> **Trecho selecionado**:

********

As pequenas e médias empresas (“PME”) incluem as Entidades que não sejam companhias abertas, reguladas pela Comissão de Valores Mobiliários (“CVM”), as sociedades de grande porte, como definido na Lei nº. 11.638/07, as sociedades reguladas pelo Banco Central do Brasil, pela Superintendência de Seguros Privados e outras sociedades cuja prática contábil seja estabelecida por correspondente órgão regulador. A norma emitida pelo IASB para estas Entidades foi resultado de um projeto de 5 anos para abordar as necessidades de demonstrações financeiras destas pequenas e médias empresas, com principal objetivo de simplificar as exigências para Entidades menos complexas e reduzir o custo e esforço necessários na elaboração das demonstrações financeiras utilizando-se de conceitos do IFRS.

********

> **Registros de dados coletados**:
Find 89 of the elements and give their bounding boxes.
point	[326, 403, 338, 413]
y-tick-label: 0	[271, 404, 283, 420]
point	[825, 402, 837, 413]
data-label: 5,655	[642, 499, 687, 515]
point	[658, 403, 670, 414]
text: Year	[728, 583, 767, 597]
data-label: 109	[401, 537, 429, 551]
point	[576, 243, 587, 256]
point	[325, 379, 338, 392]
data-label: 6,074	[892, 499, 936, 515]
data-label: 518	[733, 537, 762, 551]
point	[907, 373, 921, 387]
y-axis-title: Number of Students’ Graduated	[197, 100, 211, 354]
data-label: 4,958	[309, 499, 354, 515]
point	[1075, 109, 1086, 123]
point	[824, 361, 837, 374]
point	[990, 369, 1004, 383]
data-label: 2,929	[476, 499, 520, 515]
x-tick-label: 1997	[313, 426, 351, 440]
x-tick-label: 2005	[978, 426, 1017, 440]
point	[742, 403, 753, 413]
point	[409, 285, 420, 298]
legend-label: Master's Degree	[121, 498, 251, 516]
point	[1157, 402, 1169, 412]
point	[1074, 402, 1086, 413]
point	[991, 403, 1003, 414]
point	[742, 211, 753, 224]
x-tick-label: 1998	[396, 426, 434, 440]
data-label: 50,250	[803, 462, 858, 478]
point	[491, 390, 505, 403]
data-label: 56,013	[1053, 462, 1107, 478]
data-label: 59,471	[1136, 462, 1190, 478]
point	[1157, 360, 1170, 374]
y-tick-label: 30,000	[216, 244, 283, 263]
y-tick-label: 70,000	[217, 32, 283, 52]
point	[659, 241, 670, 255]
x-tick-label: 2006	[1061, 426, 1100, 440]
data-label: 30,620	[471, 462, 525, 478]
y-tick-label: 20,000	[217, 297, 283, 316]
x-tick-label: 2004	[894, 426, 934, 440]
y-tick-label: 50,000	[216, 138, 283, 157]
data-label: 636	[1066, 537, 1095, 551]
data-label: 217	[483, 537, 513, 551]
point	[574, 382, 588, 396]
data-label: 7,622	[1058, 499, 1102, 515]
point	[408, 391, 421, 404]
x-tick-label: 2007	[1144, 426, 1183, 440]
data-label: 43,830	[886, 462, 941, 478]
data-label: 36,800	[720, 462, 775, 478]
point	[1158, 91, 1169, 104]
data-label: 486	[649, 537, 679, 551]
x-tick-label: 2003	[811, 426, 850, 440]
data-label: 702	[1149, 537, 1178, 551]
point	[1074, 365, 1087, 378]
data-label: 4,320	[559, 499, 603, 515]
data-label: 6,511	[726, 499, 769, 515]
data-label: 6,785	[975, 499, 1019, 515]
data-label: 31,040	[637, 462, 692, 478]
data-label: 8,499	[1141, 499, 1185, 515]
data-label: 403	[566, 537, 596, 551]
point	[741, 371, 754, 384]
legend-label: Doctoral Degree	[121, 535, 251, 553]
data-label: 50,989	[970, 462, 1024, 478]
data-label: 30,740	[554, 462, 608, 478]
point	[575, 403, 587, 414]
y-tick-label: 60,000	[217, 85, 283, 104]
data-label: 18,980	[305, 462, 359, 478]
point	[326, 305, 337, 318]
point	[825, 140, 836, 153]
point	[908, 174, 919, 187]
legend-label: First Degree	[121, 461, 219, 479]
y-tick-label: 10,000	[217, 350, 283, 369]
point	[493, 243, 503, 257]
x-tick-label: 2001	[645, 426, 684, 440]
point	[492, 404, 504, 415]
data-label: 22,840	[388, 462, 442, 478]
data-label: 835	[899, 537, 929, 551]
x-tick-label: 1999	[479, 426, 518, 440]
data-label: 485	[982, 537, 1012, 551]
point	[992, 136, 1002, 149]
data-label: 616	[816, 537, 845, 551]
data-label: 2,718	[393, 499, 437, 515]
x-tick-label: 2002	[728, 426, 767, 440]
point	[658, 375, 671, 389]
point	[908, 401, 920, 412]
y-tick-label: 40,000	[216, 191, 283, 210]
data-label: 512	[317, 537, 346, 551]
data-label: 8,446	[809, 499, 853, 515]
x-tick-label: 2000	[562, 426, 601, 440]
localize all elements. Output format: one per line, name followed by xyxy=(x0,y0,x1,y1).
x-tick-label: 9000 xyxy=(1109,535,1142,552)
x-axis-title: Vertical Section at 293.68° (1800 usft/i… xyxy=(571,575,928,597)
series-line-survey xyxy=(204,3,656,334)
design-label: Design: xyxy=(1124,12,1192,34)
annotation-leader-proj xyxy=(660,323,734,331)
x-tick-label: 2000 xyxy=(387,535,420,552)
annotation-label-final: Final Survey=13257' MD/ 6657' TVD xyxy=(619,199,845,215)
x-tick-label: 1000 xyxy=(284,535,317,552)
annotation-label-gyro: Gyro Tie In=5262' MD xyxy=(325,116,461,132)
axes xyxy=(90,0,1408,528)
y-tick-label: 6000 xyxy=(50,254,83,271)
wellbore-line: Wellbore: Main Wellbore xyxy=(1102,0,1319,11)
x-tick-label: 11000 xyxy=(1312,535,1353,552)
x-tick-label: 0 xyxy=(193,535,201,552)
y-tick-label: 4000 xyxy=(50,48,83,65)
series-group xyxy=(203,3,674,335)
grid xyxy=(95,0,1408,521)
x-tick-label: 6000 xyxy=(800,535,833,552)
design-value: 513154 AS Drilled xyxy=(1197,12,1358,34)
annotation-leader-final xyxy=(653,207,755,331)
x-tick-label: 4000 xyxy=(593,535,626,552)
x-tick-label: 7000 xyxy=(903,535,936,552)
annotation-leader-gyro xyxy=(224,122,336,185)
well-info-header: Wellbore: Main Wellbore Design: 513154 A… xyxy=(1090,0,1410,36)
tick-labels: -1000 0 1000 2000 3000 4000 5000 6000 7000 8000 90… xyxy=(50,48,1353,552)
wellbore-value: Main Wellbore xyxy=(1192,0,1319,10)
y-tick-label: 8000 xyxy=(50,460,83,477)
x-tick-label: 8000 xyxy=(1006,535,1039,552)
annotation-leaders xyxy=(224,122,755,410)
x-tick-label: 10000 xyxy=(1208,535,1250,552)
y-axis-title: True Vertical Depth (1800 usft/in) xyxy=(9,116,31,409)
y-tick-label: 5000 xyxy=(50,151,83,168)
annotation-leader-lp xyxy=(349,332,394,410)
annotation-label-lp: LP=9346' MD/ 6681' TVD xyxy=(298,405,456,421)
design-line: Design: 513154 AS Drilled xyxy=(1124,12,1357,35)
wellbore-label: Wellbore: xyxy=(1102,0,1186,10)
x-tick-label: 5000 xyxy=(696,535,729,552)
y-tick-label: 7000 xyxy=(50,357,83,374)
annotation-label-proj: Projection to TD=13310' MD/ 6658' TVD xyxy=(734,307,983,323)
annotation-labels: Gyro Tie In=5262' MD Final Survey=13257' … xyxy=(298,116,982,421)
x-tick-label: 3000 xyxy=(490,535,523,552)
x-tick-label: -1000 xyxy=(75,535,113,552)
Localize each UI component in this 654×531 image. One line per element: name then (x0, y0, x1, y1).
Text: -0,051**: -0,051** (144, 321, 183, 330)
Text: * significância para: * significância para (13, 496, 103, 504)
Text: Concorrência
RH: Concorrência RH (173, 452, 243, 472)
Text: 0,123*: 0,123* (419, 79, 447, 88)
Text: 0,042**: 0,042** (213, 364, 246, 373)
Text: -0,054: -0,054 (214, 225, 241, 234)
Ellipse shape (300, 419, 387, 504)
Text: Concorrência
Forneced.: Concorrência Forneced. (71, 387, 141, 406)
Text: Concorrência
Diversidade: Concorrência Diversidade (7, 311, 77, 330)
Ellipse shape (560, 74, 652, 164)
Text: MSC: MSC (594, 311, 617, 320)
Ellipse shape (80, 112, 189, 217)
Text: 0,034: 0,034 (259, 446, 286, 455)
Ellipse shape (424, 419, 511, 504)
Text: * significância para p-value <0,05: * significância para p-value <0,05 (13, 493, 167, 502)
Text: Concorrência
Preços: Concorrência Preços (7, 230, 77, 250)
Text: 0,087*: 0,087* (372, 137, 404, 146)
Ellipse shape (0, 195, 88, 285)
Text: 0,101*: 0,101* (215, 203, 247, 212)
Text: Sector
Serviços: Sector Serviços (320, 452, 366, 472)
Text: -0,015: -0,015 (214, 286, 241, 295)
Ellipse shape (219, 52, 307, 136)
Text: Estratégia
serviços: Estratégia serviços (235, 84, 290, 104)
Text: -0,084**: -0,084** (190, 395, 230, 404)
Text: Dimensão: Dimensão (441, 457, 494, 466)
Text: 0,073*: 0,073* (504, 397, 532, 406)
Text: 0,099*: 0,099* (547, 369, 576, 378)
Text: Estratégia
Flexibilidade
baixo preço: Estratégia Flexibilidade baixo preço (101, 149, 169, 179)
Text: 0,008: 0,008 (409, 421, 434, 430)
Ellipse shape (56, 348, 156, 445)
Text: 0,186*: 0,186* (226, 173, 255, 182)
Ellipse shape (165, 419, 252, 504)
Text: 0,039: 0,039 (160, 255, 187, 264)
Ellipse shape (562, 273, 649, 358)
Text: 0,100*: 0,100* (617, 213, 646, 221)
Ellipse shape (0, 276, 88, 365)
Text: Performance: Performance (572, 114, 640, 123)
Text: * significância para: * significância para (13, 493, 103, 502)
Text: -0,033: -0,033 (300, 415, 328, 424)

********

> **Tarefas**:
A – Responda, com base no texto sobre as pequenas e médias empresas:
(i) Quantos anos durou o projeto que resultou na norma emitida pelo IASB para essas entidades?
(ii) Que lei é citada como referência para a definição de sociedades de grande porte?
(iii) Qual foi o principal objetivo dessa norma?
B – Dê seguimento ao texto sobre as pequenas e médias empresas a partir do ponto em que ele termina.

> **Respostas do exercício**:
A –
(i) 5 anos.
(ii) A Lei nº. 11.638/07.
(iii) Simplificar as exigências para entidades menos complexas e reduzir o custo e o esforço necessários na elaboração das demonstrações financeiras, utilizando conceitos do IFRS.

B –
No Brasil, pelos dados do Sebrae, a maior parte das Entidades se classifica como PME, o que demonstra a abrangência da aplicação dessa norma por essas Entidades. No entanto, historicamente um grupo específico destas PMEs tem dificuldades na aplicação da norma, deixando de se utilizar dos benefícios de simplificação em relação ao IFRS completo pelas necessidades de reporte a controladores que por sua vez não sejam PMEs. Em comentários enviados ao IASB no passado, diversas Entidades comentaram a pouca atratividade em se aplicar o IFRS para PME na medida em que isso criaria a necessidade de se manter duas contabilidades em paralelo, sendo o IFRS PME para seus registros estatutários e o IFRS completo para reporte ao controlador para fins de consolidação. Ou seja, há pouco benefício em se aproveitar exceções significativas disponíveis para PMEs como, por exemplo, as relacionadas a recuperabilidade de ágio e outros ativos intangíveis, custos de empréstimos, combinações de negócios, entre outros, se para fins de reporte ao controlador estes procedimentos precisam ser incluídos de qualquer maneira.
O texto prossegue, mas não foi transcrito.